**INFORMATION PROVIDED**
──────────

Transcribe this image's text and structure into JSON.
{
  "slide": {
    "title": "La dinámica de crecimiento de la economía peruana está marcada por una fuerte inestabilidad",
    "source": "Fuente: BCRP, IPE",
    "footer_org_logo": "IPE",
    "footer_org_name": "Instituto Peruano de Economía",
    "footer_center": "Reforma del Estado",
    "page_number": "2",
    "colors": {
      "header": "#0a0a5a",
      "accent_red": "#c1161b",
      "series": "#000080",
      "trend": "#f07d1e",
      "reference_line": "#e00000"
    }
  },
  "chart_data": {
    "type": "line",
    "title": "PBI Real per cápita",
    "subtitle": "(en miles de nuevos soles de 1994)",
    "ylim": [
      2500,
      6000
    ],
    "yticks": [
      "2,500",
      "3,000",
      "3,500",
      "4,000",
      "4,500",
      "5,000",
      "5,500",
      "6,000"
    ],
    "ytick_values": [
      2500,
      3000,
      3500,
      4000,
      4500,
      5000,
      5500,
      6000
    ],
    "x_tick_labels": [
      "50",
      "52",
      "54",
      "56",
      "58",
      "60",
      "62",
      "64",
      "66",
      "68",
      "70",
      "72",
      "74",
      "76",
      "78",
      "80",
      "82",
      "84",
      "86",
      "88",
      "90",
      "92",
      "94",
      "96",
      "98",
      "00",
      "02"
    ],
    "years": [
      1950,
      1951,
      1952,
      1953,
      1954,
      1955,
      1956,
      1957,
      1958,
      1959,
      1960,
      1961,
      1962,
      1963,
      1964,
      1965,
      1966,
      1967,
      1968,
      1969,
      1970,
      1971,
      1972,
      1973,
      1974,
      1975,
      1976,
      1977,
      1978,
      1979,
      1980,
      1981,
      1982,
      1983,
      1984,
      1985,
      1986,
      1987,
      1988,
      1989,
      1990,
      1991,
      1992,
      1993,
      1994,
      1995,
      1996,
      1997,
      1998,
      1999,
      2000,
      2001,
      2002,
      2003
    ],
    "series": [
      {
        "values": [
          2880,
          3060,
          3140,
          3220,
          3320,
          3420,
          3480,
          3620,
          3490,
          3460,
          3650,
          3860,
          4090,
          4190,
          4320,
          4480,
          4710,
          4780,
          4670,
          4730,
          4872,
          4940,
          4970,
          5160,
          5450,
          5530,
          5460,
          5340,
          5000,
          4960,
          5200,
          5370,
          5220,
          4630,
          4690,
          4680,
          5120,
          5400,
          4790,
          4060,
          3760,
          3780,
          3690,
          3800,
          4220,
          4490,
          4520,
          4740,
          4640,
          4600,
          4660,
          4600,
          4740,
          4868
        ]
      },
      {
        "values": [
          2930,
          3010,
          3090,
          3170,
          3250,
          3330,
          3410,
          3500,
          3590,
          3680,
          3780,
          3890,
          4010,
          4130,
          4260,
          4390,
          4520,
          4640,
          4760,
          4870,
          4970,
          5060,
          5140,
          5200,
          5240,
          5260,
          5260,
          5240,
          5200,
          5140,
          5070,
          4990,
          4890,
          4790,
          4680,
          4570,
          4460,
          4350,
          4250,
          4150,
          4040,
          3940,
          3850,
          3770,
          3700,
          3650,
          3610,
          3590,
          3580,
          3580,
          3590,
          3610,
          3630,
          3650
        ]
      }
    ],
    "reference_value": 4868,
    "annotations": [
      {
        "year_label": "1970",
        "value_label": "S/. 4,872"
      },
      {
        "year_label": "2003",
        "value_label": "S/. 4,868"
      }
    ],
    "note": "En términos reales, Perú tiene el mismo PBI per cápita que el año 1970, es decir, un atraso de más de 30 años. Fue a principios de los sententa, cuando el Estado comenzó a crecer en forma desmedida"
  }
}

──────────

**AIM**
Return the material in full, exactly as shown.

**REPLY**
Transcribe this image's text and structure into JSON.
{
  "slide": {
    "title": "La dinámica de crecimiento de la economía peruana está marcada por una fuerte inestabilidad",
    "source": "Fuente: BCRP, IPE",
    "footer_org_logo": "IPE",
    "footer_org_name": "Instituto Peruano de Economía",
    "footer_center": "Reforma del Estado",
    "page_number": "2",
    "colors": {
      "header": "#0a0a5a",
      "accent_red": "#c1161b",
      "series": "#000080",
      "trend": "#f07d1e",
      "reference_line": "#e00000"
    }
  },
  "chart_data": {
    "type": "line",
    "title": "PBI Real per cápita",
    "subtitle": "(en miles de nuevos soles de 1994)",
    "ylim": [
      2500,
      6000
    ],
    "yticks": [
      "2,500",
      "3,000",
      "3,500",
      "4,000",
      "4,500",
      "5,000",
      "5,500",
      "6,000"
    ],
    "ytick_values": [
      2500,
      3000,
      3500,
      4000,
      4500,
      5000,
      5500,
      6000
    ],
    "x_tick_labels": [
      "50",
      "52",
      "54",
      "56",
      "58",
      "60",
      "62",
      "64",
      "66",
      "68",
      "70",
      "72",
      "74",
      "76",
      "78",
      "80",
      "82",
      "84",
      "86",
      "88",
      "90",
      "92",
      "94",
      "96",
      "98",
      "00",
      "02"
    ],
    "years": [
      1950,
      1951,
      1952,
      1953,
      1954,
      1955,
      1956,
      1957,
      1958,
      1959,
      1960,
      1961,
      1962,
      1963,
      1964,
      1965,
      1966,
      1967,
      1968,
      1969,
      1970,
      1971,
      1972,
      1973,
      1974,
      1975,
      1976,
      1977,
      1978,
      1979,
      1980,
      1981,
      1982,
      1983,
      1984,
      1985,
      1986,
      1987,
      1988,
      1989,
      1990,
      1991,
      1992,
      1993,
      1994,
      1995,
      1996,
      1997,
      1998,
      1999,
      2000,
      2001,
      2002,
      2003
    ],
    "series": [
      {
        "values": [
          2880,
          3060,
          3140,
          3220,
          3320,
          3420,
          3480,
          3620,
          3490,
          3460,
          3650,
          3860,
          4090,
          4190,
          4320,
          4480,
          4710,
          4780,
          4670,
          4730,
          4872,
          4940,
          4970,
          5160,
          5450,
          5530,
          5460,
          5340,
          5000,
          4960,
          5200,
          5370,
          5220,
          4630,
          4690,
          4680,
          5120,
          5400,
          4790,
          4060,
          3760,
          3780,
          3690,
          3800,
          4220,
          4490,
          4520,
          4740,
          4640,
          4600,
          4660,
          4600,
          4740,
          4868
        ]
      },
      {
        "values": [
          2930,
          3010,
          3090,
          3170,
          3250,
          3330,
          3410,
          3500,
          3590,
          3680,
          3780,
          3890,
          4010,
          4130,
          4260,
          4390,
          4520,
          4640,
          4760,
          4870,
          4970,
          5060,
          5140,
          5200,
          5240,
          5260,
          5260,
          5240,
          5200,
          5140,
          5070,
          4990,
          4890,
          4790,
          4680,
          4570,
          4460,
          4350,
          4250,
          4150,
          4040,
          3940,
          3850,
          3770,
          3700,
          3650,
          3610,
          3590,
          3580,
          3580,
          3590,
          3610,
          3630,
          3650
        ]
      }
    ],
    "reference_value": 4868,
    "annotations": [
      {
        "year_label": "1970",
        "value_label": "S/. 4,872"
      },
      {
        "year_label": "2003",
        "value_label": "S/. 4,868"
      }
    ],
    "note": "En términos reales, Perú tiene el mismo PBI per cápita que el año 1970, es decir, un atraso de más de 30 años. Fue a principios de los sententa, cuando el Estado comenzó a crecer en forma desmedida"
  }
}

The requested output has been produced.